## DIRECTIONS
Provide the records once more, identical to the original.

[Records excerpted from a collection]
☆ ☆ ☆ ☆

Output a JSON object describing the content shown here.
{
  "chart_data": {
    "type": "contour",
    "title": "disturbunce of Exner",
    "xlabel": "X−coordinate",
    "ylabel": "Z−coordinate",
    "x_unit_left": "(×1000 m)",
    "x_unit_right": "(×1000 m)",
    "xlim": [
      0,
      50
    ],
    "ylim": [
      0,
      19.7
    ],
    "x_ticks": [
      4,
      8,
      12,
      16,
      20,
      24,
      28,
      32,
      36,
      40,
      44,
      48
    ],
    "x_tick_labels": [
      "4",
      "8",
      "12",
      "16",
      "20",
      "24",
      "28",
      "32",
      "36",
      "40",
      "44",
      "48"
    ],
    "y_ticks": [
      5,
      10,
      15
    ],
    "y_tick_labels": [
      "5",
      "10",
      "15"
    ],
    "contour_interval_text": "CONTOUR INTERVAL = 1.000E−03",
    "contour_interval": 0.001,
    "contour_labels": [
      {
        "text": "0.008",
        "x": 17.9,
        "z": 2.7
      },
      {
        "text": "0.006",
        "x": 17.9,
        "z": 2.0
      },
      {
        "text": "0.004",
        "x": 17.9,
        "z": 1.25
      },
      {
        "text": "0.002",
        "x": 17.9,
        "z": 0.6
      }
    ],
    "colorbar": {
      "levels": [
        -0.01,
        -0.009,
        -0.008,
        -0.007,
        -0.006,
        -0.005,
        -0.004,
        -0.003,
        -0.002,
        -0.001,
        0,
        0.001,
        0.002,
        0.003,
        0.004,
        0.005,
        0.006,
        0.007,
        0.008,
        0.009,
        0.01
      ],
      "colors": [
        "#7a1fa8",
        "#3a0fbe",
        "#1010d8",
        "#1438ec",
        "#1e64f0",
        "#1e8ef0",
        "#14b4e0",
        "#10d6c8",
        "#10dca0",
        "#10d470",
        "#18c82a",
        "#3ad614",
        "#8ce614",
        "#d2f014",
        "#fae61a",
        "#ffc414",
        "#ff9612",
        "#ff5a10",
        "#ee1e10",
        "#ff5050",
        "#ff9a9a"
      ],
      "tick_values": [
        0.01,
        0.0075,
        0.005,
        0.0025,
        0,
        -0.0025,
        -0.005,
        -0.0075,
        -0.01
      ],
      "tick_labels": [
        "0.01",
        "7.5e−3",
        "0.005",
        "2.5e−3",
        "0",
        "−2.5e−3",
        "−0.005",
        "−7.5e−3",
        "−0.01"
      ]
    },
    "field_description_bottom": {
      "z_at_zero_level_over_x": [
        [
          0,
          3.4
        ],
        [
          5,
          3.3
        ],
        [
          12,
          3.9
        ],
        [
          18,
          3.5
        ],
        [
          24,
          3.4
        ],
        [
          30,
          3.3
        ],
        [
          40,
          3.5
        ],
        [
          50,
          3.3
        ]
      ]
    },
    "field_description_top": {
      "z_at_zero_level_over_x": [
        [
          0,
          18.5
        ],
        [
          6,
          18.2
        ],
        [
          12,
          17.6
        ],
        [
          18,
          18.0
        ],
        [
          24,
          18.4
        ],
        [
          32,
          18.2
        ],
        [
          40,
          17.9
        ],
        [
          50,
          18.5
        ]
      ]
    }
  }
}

☆ ☆ ☆ ☆

## RESULT OF THE TASK
Output a JSON object describing the content shown here.
{
  "chart_data": {
    "type": "contour",
    "title": "disturbunce of Exner",
    "xlabel": "X−coordinate",
    "ylabel": "Z−coordinate",
    "x_unit_left": "(×1000 m)",
    "x_unit_right": "(×1000 m)",
    "xlim": [
      0,
      50
    ],
    "ylim": [
      0,
      19.7
    ],
    "x_ticks": [
      4,
      8,
      12,
      16,
      20,
      24,
      28,
      32,
      36,
      40,
      44,
      48
    ],
    "x_tick_labels": [
      "4",
      "8",
      "12",
      "16",
      "20",
      "24",
      "28",
      "32",
      "36",
      "40",
      "44",
      "48"
    ],
    "y_ticks": [
      5,
      10,
      15
    ],
    "y_tick_labels": [
      "5",
      "10",
      "15"
    ],
    "contour_interval_text": "CONTOUR INTERVAL = 1.000E−03",
    "contour_interval": 0.001,
    "contour_labels": [
      {
        "text": "0.008",
        "x": 17.9,
        "z": 2.7
      },
      {
        "text": "0.006",
        "x": 17.9,
        "z": 2.0
      },
      {
        "text": "0.004",
        "x": 17.9,
        "z": 1.25
      },
      {
        "text": "0.002",
        "x": 17.9,
        "z": 0.6
      }
    ],
    "colorbar": {
      "levels": [
        -0.01,
        -0.009,
        -0.008,
        -0.007,
        -0.006,
        -0.005,
        -0.004,
        -0.003,
        -0.002,
        -0.001,
        0,
        0.001,
        0.002,
        0.003,
        0.004,
        0.005,
        0.006,
        0.007,
        0.008,
        0.009,
        0.01
      ],
      "colors": [
        "#7a1fa8",
        "#3a0fbe",
        "#1010d8",
        "#1438ec",
        "#1e64f0",
        "#1e8ef0",
        "#14b4e0",
        "#10d6c8",
        "#10dca0",
        "#10d470",
        "#18c82a",
        "#3ad614",
        "#8ce614",
        "#d2f014",
        "#fae61a",
        "#ffc414",
        "#ff9612",
        "#ff5a10",
        "#ee1e10",
        "#ff5050",
        "#ff9a9a"
      ],
      "tick_values": [
        0.01,
        0.0075,
        0.005,
        0.0025,
        0,
        -0.0025,
        -0.005,
        -0.0075,
        -0.01
      ],
      "tick_labels": [
        "0.01",
        "7.5e−3",
        "0.005",
        "2.5e−3",
        "0",
        "−2.5e−3",
        "−0.005",
        "−7.5e−3",
        "−0.01"
      ]
    },
    "field_description_bottom": {
      "z_at_zero_level_over_x": [
        [
          0,
          3.4
        ],
        [
          5,
          3.3
        ],
        [
          12,
          3.9
        ],
        [
          18,
          3.5
        ],
        [
          24,
          3.4
        ],
        [
          30,
          3.3
        ],
        [
          40,
          3.5
        ],
        [
          50,
          3.3
        ]
      ]
    },
    "field_description_top": {
      "z_at_zero_level_over_x": [
        [
          0,
          18.5
        ],
        [
          6,
          18.2
        ],
        [
          12,
          17.6
        ],
        [
          18,
          18.0
        ],
        [
          24,
          18.4
        ],
        [
          32,
          18.2
        ],
        [
          40,
          17.9
        ],
        [
          50,
          18.5
        ]
      ]
    }
  }
}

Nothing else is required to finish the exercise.